▶ **WHAT YOU ARE ASKED TO DO**: Copy every record below, exactly as written.

▶ **RECORDED INFORMATION**:
········
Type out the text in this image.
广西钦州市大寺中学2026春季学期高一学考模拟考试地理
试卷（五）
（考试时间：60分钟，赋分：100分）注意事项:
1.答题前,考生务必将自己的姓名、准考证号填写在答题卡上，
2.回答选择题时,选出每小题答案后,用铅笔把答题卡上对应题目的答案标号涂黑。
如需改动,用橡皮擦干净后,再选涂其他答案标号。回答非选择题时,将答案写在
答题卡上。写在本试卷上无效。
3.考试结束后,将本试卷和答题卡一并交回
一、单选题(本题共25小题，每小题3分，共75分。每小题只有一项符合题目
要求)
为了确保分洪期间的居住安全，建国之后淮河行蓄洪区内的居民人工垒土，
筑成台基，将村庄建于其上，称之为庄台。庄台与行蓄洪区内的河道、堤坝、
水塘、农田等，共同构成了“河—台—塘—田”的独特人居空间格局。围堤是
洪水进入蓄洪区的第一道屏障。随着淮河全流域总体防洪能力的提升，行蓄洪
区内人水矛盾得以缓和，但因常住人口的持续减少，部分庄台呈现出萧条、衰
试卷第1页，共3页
········
▶ **SOLVED PROBLEM**:
Type out the text in this image.
广西钦州市大寺中学2026春季学期高一学考模拟考试地理
试卷（五）
（考试时间：60分钟，赋分：100分）注意事项:
1.答题前,考生务必将自己的姓名、准考证号填写在答题卡上，
2.回答选择题时,选出每小题答案后,用铅笔把答题卡上对应题目的答案标号涂黑。
如需改动,用橡皮擦干净后,再选涂其他答案标号。回答非选择题时,将答案写在
答题卡上。写在本试卷上无效。
3.考试结束后,将本试卷和答题卡一并交回
一、单选题(本题共25小题，每小题3分，共75分。每小题只有一项符合题目
要求)
为了确保分洪期间的居住安全，建国之后淮河行蓄洪区内的居民人工垒土，
筑成台基，将村庄建于其上，称之为庄台。庄台与行蓄洪区内的河道、堤坝、
水塘、农田等，共同构成了“河—台—塘—田”的独特人居空间格局。围堤是
洪水进入蓄洪区的第一道屏障。随着淮河全流域总体防洪能力的提升，行蓄洪
区内人水矛盾得以缓和，但因常住人口的持续减少，部分庄台呈现出萧条、衰
试卷第1页，共3页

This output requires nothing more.